*** Data in this exercise ***
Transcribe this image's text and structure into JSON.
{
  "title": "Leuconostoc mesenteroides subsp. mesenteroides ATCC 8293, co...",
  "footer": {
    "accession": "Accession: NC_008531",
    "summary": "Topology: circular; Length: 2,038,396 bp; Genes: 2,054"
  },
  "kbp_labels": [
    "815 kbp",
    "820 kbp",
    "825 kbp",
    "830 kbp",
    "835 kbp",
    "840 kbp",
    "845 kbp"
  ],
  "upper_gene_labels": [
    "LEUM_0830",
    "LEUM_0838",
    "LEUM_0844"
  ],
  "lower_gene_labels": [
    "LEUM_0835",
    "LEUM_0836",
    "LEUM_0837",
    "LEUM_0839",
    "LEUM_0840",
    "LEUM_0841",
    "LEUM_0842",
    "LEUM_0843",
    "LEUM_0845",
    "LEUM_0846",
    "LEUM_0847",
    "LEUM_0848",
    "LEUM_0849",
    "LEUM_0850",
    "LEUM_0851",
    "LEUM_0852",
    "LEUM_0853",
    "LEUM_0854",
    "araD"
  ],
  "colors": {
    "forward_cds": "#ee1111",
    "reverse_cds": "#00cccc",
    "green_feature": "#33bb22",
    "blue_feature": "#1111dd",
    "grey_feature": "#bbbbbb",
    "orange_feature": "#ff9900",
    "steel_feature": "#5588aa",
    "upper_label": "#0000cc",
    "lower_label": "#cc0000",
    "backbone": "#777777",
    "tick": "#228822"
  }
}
*** End of Data in this exercise ***
_Exercise details_. Every line above must be reproduced exactly as it stands.

_Response for this exercise_.
Transcribe this image's text and structure into JSON.
{
  "title": "Leuconostoc mesenteroides subsp. mesenteroides ATCC 8293, co...",
  "footer": {
    "accession": "Accession: NC_008531",
    "summary": "Topology: circular; Length: 2,038,396 bp; Genes: 2,054"
  },
  "kbp_labels": [
    "815 kbp",
    "820 kbp",
    "825 kbp",
    "830 kbp",
    "835 kbp",
    "840 kbp",
    "845 kbp"
  ],
  "upper_gene_labels": [
    "LEUM_0830",
    "LEUM_0838",
    "LEUM_0844"
  ],
  "lower_gene_labels": [
    "LEUM_0835",
    "LEUM_0836",
    "LEUM_0837",
    "LEUM_0839",
    "LEUM_0840",
    "LEUM_0841",
    "LEUM_0842",
    "LEUM_0843",
    "LEUM_0845",
    "LEUM_0846",
    "LEUM_0847",
    "LEUM_0848",
    "LEUM_0849",
    "LEUM_0850",
    "LEUM_0851",
    "LEUM_0852",
    "LEUM_0853",
    "LEUM_0854",
    "araD"
  ],
  "colors": {
    "forward_cds": "#ee1111",
    "reverse_cds": "#00cccc",
    "green_feature": "#33bb22",
    "blue_feature": "#1111dd",
    "grey_feature": "#bbbbbb",
    "orange_feature": "#ff9900",
    "steel_feature": "#5588aa",
    "upper_label": "#0000cc",
    "lower_label": "#cc0000",
    "backbone": "#777777",
    "tick": "#228822"
  }
}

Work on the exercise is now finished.